• _Work to be completed_: Leave out the pictures and repeat every record exactly.

-- BEGIN Listed records --

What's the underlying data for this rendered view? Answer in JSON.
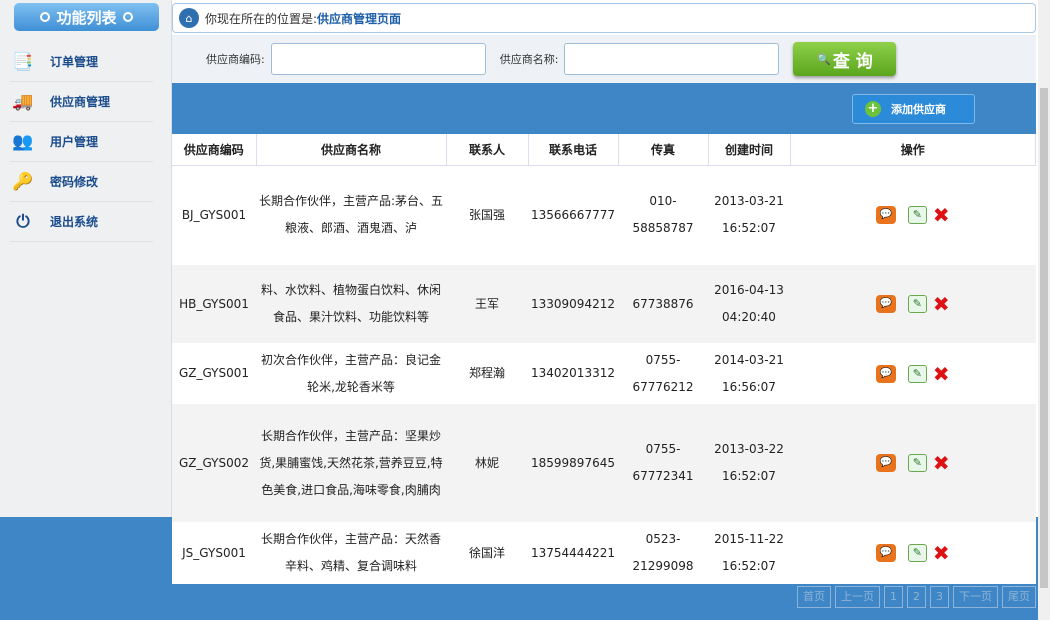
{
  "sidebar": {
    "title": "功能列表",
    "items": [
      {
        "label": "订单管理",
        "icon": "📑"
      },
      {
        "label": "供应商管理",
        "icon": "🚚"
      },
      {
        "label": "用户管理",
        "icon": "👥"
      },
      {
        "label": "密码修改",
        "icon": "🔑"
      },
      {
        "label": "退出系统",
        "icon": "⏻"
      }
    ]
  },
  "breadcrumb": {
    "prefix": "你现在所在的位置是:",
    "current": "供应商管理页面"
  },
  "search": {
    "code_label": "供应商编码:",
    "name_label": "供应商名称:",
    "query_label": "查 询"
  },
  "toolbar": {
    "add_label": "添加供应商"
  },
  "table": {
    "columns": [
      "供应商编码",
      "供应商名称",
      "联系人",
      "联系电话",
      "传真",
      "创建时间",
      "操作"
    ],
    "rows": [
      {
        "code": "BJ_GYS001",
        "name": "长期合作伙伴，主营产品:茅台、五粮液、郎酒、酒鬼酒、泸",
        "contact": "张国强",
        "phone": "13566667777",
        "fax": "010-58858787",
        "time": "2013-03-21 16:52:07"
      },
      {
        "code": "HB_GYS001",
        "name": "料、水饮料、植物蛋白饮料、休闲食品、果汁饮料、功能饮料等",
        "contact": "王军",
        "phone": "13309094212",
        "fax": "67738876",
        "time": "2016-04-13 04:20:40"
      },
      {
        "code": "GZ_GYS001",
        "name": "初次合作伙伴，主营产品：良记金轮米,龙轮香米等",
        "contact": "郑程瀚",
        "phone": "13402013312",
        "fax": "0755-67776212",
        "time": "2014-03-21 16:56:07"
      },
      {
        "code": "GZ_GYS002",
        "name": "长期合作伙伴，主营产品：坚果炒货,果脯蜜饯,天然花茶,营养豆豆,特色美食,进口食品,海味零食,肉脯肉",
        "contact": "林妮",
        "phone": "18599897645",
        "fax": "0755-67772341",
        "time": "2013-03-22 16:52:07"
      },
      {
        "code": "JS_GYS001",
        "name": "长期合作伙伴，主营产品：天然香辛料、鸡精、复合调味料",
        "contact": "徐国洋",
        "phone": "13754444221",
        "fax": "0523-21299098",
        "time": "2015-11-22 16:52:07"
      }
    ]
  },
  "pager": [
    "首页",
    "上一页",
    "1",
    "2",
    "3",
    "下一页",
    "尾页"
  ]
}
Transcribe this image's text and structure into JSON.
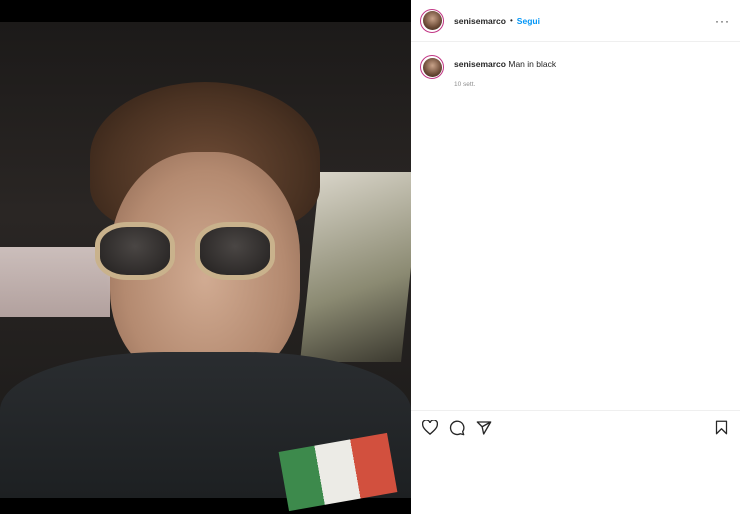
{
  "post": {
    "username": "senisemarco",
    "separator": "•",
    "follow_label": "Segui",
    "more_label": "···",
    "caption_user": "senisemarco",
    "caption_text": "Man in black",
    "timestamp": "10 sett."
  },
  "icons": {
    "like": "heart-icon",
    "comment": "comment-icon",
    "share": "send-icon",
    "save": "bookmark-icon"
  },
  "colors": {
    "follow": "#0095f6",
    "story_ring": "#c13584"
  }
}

-- END Listed records --

• _Written response_:
What's the underlying data for this rendered view? Answer in JSON.
{
  "sidebar": {
    "title": "功能列表",
    "items": [
      {
        "label": "订单管理",
        "icon": "📑"
      },
      {
        "label": "供应商管理",
        "icon": "🚚"
      },
      {
        "label": "用户管理",
        "icon": "👥"
      },
      {
        "label": "密码修改",
        "icon": "🔑"
      },
      {
        "label": "退出系统",
        "icon": "⏻"
      }
    ]
  },
  "breadcrumb": {
    "prefix": "你现在所在的位置是:",
    "current": "供应商管理页面"
  },
  "search": {
    "code_label": "供应商编码:",
    "name_label": "供应商名称:",
    "query_label": "查 询"
  },
  "toolbar": {
    "add_label": "添加供应商"
  },
  "table": {
    "columns": [
      "供应商编码",
      "供应商名称",
      "联系人",
      "联系电话",
      "传真",
      "创建时间",
      "操作"
    ],
    "rows": [
      {
        "code": "BJ_GYS001",
        "name": "长期合作伙伴，主营产品:茅台、五粮液、郎酒、酒鬼酒、泸",
        "contact": "张国强",
        "phone": "13566667777",
        "fax": "010-58858787",
        "time": "2013-03-21 16:52:07"
      },
      {
        "code": "HB_GYS001",
        "name": "料、水饮料、植物蛋白饮料、休闲食品、果汁饮料、功能饮料等",
        "contact": "王军",
        "phone": "13309094212",
        "fax": "67738876",
        "time": "2016-04-13 04:20:40"
      },
      {
        "code": "GZ_GYS001",
        "name": "初次合作伙伴，主营产品：良记金轮米,龙轮香米等",
        "contact": "郑程瀚",
        "phone": "13402013312",
        "fax": "0755-67776212",
        "time": "2014-03-21 16:56:07"
      },
      {
        "code": "GZ_GYS002",
        "name": "长期合作伙伴，主营产品：坚果炒货,果脯蜜饯,天然花茶,营养豆豆,特色美食,进口食品,海味零食,肉脯肉",
        "contact": "林妮",
        "phone": "18599897645",
        "fax": "0755-67772341",
        "time": "2013-03-22 16:52:07"
      },
      {
        "code": "JS_GYS001",
        "name": "长期合作伙伴，主营产品：天然香辛料、鸡精、复合调味料",
        "contact": "徐国洋",
        "phone": "13754444221",
        "fax": "0523-21299098",
        "time": "2015-11-22 16:52:07"
      }
    ]
  },
  "pager": [
    "首页",
    "上一页",
    "1",
    "2",
    "3",
    "下一页",
    "尾页"
  ]
}
Transcribe this image's text and structure into JSON.
{
  "post": {
    "username": "senisemarco",
    "separator": "•",
    "follow_label": "Segui",
    "more_label": "···",
    "caption_user": "senisemarco",
    "caption_text": "Man in black",
    "timestamp": "10 sett."
  },
  "icons": {
    "like": "heart-icon",
    "comment": "comment-icon",
    "share": "send-icon",
    "save": "bookmark-icon"
  },
  "colors": {
    "follow": "#0095f6",
    "story_ring": "#c13584"
  }
}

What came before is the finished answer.